[START OF Given entries]

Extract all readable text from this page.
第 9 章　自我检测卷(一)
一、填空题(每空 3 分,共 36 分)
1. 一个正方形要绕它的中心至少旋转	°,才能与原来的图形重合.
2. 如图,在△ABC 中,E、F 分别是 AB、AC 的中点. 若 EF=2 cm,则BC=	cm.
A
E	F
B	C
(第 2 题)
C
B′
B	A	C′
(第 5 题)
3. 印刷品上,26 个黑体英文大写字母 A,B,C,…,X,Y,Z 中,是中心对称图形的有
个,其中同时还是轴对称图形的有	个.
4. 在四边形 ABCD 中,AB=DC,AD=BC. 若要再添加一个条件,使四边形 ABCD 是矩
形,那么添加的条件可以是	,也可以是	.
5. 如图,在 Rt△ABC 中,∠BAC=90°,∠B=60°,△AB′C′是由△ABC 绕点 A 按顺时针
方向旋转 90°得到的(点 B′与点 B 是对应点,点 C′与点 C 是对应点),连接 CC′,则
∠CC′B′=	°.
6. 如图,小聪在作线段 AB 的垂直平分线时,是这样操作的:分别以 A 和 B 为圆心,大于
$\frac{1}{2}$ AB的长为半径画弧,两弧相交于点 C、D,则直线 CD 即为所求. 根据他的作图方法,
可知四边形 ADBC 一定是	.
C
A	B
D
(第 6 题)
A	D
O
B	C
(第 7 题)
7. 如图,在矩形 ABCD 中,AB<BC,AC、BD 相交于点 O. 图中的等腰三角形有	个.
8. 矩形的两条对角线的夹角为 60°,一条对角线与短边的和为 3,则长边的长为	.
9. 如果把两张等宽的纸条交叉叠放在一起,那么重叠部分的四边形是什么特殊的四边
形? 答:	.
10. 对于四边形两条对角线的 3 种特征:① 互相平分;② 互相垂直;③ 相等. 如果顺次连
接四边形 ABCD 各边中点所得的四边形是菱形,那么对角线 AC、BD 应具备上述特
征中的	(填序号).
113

[END OF Given entries]

● Aim
Once more, set down the full listing, verbatim.

● Task solution
Extract all readable text from this page.
第 9 章　自我检测卷(一)
一、填空题(每空 3 分,共 36 分)
1. 一个正方形要绕它的中心至少旋转	°,才能与原来的图形重合.
2. 如图,在△ABC 中,E、F 分别是 AB、AC 的中点. 若 EF=2 cm,则BC=	cm.
A
E	F
B	C
(第 2 题)
C
B′
B	A	C′
(第 5 题)
3. 印刷品上,26 个黑体英文大写字母 A,B,C,…,X,Y,Z 中,是中心对称图形的有
个,其中同时还是轴对称图形的有	个.
4. 在四边形 ABCD 中,AB=DC,AD=BC. 若要再添加一个条件,使四边形 ABCD 是矩
形,那么添加的条件可以是	,也可以是	.
5. 如图,在 Rt△ABC 中,∠BAC=90°,∠B=60°,△AB′C′是由△ABC 绕点 A 按顺时针
方向旋转 90°得到的(点 B′与点 B 是对应点,点 C′与点 C 是对应点),连接 CC′,则
∠CC′B′=	°.
6. 如图,小聪在作线段 AB 的垂直平分线时,是这样操作的:分别以 A 和 B 为圆心,大于
$\frac{1}{2}$ AB的长为半径画弧,两弧相交于点 C、D,则直线 CD 即为所求. 根据他的作图方法,
可知四边形 ADBC 一定是	.
C
A	B
D
(第 6 题)
A	D
O
B	C
(第 7 题)
7. 如图,在矩形 ABCD 中,AB<BC,AC、BD 相交于点 O. 图中的等腰三角形有	个.
8. 矩形的两条对角线的夹角为 60°,一条对角线与短边的和为 3,则长边的长为	.
9. 如果把两张等宽的纸条交叉叠放在一起,那么重叠部分的四边形是什么特殊的四边
形? 答:	.
10. 对于四边形两条对角线的 3 种特征:① 互相平分;② 互相垂直;③ 相等. 如果顺次连
接四边形 ABCD 各边中点所得的四边形是菱形,那么对角线 AC、BD 应具备上述特
征中的	(填序号).
113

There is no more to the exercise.